** Activity **
The lines you return should be those containing the string "sind", taken from the data below.

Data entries
════════════════
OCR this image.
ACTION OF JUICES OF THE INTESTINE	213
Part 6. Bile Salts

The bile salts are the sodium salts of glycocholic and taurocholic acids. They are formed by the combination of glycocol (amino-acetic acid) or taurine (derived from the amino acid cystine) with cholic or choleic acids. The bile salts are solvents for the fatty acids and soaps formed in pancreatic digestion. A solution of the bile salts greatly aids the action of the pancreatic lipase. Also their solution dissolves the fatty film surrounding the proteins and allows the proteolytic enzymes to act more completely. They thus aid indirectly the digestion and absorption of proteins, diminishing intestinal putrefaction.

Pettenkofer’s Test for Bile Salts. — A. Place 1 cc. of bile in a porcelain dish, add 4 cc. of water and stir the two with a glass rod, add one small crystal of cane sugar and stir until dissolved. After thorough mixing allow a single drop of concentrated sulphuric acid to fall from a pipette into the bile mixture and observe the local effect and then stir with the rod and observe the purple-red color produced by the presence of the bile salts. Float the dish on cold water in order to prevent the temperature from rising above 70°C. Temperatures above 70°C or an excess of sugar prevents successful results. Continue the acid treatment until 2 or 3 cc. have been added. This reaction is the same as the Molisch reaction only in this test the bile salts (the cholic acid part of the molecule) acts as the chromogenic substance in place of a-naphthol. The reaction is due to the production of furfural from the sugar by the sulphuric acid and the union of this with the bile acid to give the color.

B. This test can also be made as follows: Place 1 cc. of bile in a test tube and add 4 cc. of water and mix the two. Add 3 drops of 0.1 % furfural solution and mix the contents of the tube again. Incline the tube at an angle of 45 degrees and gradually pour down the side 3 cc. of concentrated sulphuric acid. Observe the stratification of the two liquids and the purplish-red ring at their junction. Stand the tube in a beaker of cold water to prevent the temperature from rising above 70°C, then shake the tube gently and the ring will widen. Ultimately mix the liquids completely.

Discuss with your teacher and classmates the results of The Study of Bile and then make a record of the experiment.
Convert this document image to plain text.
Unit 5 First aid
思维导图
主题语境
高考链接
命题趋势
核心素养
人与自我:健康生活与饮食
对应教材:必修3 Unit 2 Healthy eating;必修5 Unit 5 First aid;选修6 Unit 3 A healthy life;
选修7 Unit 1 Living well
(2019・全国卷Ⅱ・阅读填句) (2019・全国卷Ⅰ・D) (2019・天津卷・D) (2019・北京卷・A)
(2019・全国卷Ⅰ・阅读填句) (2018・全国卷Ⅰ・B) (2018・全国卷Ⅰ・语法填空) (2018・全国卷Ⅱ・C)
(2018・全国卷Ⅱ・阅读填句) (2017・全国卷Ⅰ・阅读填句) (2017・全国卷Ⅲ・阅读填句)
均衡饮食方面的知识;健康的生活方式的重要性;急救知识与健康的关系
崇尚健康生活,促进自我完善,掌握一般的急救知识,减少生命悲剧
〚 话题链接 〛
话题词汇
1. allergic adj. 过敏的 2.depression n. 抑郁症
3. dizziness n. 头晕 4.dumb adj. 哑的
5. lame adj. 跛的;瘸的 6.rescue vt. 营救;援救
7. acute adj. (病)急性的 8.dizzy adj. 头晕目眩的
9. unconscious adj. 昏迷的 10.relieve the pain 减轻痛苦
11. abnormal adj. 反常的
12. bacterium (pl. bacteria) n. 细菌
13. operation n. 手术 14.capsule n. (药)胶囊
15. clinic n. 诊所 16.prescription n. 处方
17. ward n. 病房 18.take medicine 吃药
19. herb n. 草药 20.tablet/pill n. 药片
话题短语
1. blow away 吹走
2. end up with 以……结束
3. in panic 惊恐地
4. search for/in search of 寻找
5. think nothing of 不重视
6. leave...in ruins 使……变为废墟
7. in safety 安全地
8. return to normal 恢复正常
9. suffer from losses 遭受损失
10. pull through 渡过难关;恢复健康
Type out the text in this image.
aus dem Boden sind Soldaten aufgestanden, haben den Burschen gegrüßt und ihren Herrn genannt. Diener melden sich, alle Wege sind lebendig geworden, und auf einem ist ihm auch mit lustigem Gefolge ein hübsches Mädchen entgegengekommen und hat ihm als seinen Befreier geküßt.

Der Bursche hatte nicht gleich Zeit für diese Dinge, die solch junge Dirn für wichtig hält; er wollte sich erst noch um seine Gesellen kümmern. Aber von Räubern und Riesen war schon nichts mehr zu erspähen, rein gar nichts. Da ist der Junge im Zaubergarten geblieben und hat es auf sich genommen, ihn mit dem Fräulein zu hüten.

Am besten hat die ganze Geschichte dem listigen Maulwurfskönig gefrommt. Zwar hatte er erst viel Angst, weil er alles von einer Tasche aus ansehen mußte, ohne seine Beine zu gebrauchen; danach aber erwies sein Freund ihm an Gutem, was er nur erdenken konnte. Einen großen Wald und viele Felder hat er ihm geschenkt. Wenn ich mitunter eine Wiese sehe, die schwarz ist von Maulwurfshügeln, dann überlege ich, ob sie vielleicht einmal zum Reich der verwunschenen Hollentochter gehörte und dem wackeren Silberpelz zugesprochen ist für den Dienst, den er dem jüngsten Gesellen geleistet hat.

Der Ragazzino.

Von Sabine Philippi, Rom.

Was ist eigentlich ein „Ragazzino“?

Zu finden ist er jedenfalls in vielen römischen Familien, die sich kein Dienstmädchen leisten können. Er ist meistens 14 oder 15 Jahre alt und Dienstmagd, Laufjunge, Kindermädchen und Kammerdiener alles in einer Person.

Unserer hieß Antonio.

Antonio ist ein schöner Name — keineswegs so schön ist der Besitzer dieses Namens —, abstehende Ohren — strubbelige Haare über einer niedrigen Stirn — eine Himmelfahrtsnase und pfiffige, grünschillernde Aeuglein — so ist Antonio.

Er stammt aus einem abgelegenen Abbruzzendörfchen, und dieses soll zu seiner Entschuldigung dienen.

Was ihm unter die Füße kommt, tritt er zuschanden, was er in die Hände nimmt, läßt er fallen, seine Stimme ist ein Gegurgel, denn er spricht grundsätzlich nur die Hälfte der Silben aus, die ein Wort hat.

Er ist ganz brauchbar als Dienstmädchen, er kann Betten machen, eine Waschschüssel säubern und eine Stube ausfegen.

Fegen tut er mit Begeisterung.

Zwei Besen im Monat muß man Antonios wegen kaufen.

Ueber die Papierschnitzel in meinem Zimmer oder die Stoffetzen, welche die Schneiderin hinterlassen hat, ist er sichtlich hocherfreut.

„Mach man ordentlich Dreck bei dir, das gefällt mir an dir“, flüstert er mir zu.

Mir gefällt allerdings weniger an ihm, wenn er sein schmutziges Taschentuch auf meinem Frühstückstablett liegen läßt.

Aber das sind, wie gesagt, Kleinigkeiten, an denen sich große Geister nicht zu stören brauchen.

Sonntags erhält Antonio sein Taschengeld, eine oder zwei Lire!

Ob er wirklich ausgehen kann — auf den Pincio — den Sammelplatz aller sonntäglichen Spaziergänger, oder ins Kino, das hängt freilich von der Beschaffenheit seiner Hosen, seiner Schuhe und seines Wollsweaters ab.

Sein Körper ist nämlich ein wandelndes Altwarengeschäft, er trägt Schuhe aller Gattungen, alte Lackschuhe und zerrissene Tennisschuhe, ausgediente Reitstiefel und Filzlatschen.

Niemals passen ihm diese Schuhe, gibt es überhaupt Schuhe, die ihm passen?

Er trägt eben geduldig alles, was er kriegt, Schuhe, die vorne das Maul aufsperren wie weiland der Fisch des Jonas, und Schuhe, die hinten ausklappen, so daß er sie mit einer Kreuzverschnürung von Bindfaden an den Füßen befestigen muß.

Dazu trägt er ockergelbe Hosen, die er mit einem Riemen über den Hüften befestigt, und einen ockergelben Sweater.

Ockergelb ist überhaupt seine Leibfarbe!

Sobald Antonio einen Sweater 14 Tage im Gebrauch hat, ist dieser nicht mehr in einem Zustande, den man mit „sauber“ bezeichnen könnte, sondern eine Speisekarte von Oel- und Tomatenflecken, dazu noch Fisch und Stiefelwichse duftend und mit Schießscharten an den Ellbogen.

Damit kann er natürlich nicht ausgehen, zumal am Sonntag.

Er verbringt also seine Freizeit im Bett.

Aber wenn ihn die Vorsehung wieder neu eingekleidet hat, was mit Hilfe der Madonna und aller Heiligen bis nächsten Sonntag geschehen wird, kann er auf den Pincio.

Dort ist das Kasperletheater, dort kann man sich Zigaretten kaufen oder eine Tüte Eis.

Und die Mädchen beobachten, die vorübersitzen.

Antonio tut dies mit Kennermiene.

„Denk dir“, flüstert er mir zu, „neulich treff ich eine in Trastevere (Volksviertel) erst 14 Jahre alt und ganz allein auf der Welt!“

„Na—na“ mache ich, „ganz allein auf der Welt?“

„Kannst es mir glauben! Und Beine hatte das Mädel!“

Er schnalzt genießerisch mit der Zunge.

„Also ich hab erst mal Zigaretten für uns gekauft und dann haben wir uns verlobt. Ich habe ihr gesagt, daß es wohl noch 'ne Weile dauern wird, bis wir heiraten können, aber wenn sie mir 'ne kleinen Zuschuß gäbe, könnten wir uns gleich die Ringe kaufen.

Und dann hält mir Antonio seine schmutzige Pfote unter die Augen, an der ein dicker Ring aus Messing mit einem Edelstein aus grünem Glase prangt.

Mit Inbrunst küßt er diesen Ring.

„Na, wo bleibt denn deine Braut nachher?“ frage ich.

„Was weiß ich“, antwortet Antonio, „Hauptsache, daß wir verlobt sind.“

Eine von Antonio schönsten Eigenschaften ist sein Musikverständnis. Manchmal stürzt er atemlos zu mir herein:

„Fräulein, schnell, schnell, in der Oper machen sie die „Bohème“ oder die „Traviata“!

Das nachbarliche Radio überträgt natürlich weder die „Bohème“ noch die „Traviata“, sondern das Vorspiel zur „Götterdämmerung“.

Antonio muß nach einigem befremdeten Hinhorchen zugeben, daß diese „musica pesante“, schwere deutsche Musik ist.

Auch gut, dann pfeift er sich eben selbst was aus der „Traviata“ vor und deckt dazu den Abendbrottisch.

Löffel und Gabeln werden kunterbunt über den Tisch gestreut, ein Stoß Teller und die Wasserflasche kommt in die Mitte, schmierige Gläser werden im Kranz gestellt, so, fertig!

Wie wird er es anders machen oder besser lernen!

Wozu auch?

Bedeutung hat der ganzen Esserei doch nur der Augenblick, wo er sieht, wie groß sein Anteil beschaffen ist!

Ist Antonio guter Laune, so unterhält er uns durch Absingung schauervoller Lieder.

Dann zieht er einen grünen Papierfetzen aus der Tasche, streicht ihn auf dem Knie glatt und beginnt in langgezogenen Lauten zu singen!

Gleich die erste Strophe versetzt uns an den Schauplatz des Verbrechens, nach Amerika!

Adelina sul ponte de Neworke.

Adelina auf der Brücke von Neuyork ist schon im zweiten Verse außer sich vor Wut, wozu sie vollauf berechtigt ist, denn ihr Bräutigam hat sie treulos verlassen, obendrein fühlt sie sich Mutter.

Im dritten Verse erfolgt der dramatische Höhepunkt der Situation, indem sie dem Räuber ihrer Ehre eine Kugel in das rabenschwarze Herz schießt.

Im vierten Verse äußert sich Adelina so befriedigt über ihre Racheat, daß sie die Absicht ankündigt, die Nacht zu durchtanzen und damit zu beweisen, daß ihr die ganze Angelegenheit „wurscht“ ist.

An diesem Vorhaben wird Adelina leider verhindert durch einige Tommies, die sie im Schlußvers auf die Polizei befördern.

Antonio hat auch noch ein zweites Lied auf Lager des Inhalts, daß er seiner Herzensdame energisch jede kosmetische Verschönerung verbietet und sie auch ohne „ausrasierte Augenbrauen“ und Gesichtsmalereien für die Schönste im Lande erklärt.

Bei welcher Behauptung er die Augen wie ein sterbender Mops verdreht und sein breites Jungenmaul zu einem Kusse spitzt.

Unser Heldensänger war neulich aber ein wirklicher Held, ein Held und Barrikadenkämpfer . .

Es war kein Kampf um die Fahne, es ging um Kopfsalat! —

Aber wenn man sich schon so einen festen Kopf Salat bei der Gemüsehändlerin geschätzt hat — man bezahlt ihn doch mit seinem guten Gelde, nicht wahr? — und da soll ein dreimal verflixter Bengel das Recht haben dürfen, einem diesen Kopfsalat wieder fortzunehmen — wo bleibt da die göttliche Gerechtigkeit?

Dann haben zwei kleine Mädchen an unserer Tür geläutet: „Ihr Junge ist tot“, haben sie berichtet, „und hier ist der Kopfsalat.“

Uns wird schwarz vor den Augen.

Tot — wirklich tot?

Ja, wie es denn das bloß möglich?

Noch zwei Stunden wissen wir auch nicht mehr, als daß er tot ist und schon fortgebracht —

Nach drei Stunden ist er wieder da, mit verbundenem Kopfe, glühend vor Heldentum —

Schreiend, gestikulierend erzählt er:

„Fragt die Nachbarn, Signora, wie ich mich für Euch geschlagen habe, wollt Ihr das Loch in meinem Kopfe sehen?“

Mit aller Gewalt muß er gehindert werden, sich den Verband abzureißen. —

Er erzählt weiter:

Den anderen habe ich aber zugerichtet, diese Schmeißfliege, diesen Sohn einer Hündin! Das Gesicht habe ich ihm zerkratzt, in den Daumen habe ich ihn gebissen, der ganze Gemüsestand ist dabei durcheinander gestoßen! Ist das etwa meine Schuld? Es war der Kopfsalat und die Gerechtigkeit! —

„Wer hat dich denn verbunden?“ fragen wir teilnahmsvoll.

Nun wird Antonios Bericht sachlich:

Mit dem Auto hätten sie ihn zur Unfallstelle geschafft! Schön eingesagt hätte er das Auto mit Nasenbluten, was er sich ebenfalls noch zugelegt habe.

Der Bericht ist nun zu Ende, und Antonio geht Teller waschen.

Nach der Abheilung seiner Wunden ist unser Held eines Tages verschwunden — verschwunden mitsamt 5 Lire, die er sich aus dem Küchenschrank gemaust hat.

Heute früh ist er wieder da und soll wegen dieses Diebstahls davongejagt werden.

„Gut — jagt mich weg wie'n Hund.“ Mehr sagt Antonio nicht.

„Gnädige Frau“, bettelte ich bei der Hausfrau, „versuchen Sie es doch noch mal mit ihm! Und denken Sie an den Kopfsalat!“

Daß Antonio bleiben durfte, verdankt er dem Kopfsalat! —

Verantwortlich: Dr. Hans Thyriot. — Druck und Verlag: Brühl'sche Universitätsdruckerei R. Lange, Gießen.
════════════════
** Solution to this exercise **
aus dem Boden sind Soldaten aufgestanden, haben den Burschen gegrüßt und ihren Herrn genannt. Diener melden sich, alle Wege sind lebendig geworden, und auf einem ist ihm auch mit lustigem Gefolge ein hübsches Mädchen entgegengekommen und hat ihm als seinen Befreier geküßt.
Aber das sind, wie gesagt, Kleinigkeiten, an denen sich große Geister nicht zu stören brauchen.
„Was weiß ich“, antwortet Antonio, „Hauptsache, daß wir verlobt sind.“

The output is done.